▸ **Problem to work on**
Write out the records again, replacing "chevron-down-icon" with "dropdown-arrow-icon" everywhere and leaving everything else as it is. Omit the pictures.

▸ **Data rows**

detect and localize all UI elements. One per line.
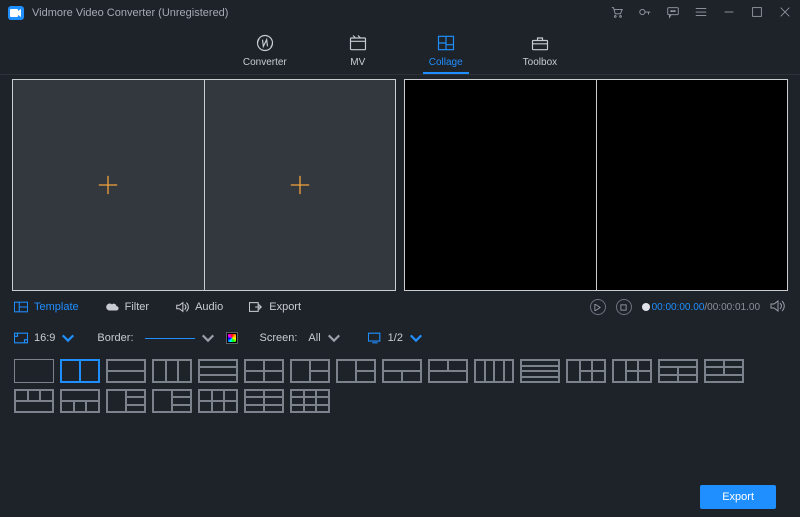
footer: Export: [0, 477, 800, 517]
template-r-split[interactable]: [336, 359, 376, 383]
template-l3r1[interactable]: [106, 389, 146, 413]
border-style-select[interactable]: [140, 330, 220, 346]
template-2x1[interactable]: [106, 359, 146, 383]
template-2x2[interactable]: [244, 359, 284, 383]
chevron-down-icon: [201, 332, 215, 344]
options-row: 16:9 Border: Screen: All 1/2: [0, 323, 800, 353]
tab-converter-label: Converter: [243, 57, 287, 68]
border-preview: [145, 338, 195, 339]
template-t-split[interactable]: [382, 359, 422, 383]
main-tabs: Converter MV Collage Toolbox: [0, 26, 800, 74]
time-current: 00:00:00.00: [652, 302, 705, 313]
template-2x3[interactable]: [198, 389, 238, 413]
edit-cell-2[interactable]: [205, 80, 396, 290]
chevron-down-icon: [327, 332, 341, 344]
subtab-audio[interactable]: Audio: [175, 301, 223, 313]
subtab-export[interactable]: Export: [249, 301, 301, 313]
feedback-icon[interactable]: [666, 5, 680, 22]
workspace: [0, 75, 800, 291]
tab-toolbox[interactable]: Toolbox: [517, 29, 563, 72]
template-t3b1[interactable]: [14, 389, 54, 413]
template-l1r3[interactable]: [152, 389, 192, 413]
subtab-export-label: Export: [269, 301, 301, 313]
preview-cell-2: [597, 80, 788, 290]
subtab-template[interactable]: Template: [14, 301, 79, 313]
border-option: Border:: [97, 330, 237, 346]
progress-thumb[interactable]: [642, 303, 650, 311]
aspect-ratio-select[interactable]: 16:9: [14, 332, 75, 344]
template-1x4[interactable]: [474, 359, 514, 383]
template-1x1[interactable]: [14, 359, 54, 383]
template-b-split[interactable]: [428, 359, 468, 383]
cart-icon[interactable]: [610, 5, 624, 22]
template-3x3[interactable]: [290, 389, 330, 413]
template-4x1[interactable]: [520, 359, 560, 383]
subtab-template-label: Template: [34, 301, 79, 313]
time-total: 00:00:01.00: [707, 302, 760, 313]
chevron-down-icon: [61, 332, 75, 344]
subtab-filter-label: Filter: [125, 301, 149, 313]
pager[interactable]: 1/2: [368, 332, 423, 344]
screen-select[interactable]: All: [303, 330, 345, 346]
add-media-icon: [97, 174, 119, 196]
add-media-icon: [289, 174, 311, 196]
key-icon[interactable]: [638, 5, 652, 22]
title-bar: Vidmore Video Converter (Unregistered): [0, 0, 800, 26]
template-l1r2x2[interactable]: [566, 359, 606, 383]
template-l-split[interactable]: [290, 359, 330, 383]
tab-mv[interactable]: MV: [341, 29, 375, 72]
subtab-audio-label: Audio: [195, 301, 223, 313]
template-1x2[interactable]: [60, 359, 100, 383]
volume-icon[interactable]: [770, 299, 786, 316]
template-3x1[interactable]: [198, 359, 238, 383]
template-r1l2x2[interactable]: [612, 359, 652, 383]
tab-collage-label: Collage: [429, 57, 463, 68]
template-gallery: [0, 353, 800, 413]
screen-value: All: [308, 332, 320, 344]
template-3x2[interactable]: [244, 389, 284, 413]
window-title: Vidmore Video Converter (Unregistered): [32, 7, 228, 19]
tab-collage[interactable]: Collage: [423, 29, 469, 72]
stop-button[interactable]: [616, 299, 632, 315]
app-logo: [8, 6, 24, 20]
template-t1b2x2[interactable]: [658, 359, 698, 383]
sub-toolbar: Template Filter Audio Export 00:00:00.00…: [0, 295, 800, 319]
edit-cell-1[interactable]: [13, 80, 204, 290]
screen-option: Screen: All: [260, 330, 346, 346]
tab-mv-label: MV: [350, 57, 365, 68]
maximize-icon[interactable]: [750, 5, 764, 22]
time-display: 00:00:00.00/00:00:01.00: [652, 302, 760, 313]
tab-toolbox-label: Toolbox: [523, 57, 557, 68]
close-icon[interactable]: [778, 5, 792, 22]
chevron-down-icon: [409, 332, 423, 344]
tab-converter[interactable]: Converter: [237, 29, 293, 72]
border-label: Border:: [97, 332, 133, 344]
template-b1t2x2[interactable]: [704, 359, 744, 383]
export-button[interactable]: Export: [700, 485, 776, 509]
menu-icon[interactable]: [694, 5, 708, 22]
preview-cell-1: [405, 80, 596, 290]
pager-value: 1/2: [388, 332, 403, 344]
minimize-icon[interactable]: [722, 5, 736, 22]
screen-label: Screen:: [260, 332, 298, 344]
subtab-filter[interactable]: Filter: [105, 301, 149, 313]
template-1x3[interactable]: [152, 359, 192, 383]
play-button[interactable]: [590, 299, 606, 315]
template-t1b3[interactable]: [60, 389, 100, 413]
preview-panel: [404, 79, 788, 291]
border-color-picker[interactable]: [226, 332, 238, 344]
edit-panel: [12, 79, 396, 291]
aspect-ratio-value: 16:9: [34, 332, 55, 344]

▸ **Complete output**
detect and localize all UI elements. One per line.
footer: Export: [0, 477, 800, 517]
template-r-split[interactable]: [336, 359, 376, 383]
template-l3r1[interactable]: [106, 389, 146, 413]
border-style-select[interactable]: [140, 330, 220, 346]
template-2x1[interactable]: [106, 359, 146, 383]
template-2x2[interactable]: [244, 359, 284, 383]
dropdown-arrow-icon: [201, 332, 215, 344]
options-row: 16:9 Border: Screen: All 1/2: [0, 323, 800, 353]
tab-converter-label: Converter: [243, 57, 287, 68]
border-preview: [145, 338, 195, 339]
template-t-split[interactable]: [382, 359, 422, 383]
main-tabs: Converter MV Collage Toolbox: [0, 26, 800, 74]
time-current: 00:00:00.00: [652, 302, 705, 313]
template-2x3[interactable]: [198, 389, 238, 413]
edit-cell-2[interactable]: [205, 80, 396, 290]
dropdown-arrow-icon: [327, 332, 341, 344]
subtab-audio[interactable]: Audio: [175, 301, 223, 313]
subtab-export[interactable]: Export: [249, 301, 301, 313]
feedback-icon[interactable]: [666, 5, 680, 22]
workspace: [0, 75, 800, 291]
tab-toolbox[interactable]: Toolbox: [517, 29, 563, 72]
template-t3b1[interactable]: [14, 389, 54, 413]
template-l1r3[interactable]: [152, 389, 192, 413]
subtab-export-label: Export: [269, 301, 301, 313]
preview-cell-2: [597, 80, 788, 290]
subtab-template[interactable]: Template: [14, 301, 79, 313]
border-option: Border:: [97, 330, 237, 346]
progress-thumb[interactable]: [642, 303, 650, 311]
aspect-ratio-select[interactable]: 16:9: [14, 332, 75, 344]
template-1x4[interactable]: [474, 359, 514, 383]
template-1x1[interactable]: [14, 359, 54, 383]
template-b-split[interactable]: [428, 359, 468, 383]
cart-icon[interactable]: [610, 5, 624, 22]
template-3x3[interactable]: [290, 389, 330, 413]
template-4x1[interactable]: [520, 359, 560, 383]
subtab-template-label: Template: [34, 301, 79, 313]
time-total: 00:00:01.00: [707, 302, 760, 313]
dropdown-arrow-icon: [61, 332, 75, 344]
subtab-filter-label: Filter: [125, 301, 149, 313]
pager[interactable]: 1/2: [368, 332, 423, 344]
screen-select[interactable]: All: [303, 330, 345, 346]
add-media-icon: [97, 174, 119, 196]
add-media-icon: [289, 174, 311, 196]
key-icon[interactable]: [638, 5, 652, 22]
title-bar: Vidmore Video Converter (Unregistered): [0, 0, 800, 26]
template-l1r2x2[interactable]: [566, 359, 606, 383]
template-l-split[interactable]: [290, 359, 330, 383]
tab-mv[interactable]: MV: [341, 29, 375, 72]
subtab-audio-label: Audio: [195, 301, 223, 313]
template-1x2[interactable]: [60, 359, 100, 383]
volume-icon[interactable]: [770, 299, 786, 316]
template-3x1[interactable]: [198, 359, 238, 383]
template-r1l2x2[interactable]: [612, 359, 652, 383]
tab-collage-label: Collage: [429, 57, 463, 68]
template-gallery: [0, 353, 800, 413]
screen-value: All: [308, 332, 320, 344]
template-3x2[interactable]: [244, 389, 284, 413]
window-title: Vidmore Video Converter (Unregistered): [32, 7, 228, 19]
tab-collage[interactable]: Collage: [423, 29, 469, 72]
stop-button[interactable]: [616, 299, 632, 315]
app-logo: [8, 6, 24, 20]
template-t1b2x2[interactable]: [658, 359, 698, 383]
sub-toolbar: Template Filter Audio Export 00:00:00.00…: [0, 295, 800, 319]
edit-cell-1[interactable]: [13, 80, 204, 290]
screen-option: Screen: All: [260, 330, 346, 346]
tab-mv-label: MV: [350, 57, 365, 68]
maximize-icon[interactable]: [750, 5, 764, 22]
time-display: 00:00:00.00/00:00:01.00: [652, 302, 760, 313]
tab-toolbox-label: Toolbox: [523, 57, 557, 68]
close-icon[interactable]: [778, 5, 792, 22]
dropdown-arrow-icon: [409, 332, 423, 344]
tab-converter[interactable]: Converter: [237, 29, 293, 72]
border-label: Border:: [97, 332, 133, 344]
template-b1t2x2[interactable]: [704, 359, 744, 383]
export-button[interactable]: Export: [700, 485, 776, 509]
menu-icon[interactable]: [694, 5, 708, 22]
preview-cell-1: [405, 80, 596, 290]
pager-value: 1/2: [388, 332, 403, 344]
minimize-icon[interactable]: [722, 5, 736, 22]
screen-label: Screen:: [260, 332, 298, 344]
subtab-filter[interactable]: Filter: [105, 301, 149, 313]
template-1x3[interactable]: [152, 359, 192, 383]
play-button[interactable]: [590, 299, 606, 315]
template-t1b3[interactable]: [60, 389, 100, 413]
preview-panel: [404, 79, 788, 291]
border-color-picker[interactable]: [226, 332, 238, 344]
edit-panel: [12, 79, 396, 291]
aspect-ratio-value: 16:9: [34, 332, 55, 344]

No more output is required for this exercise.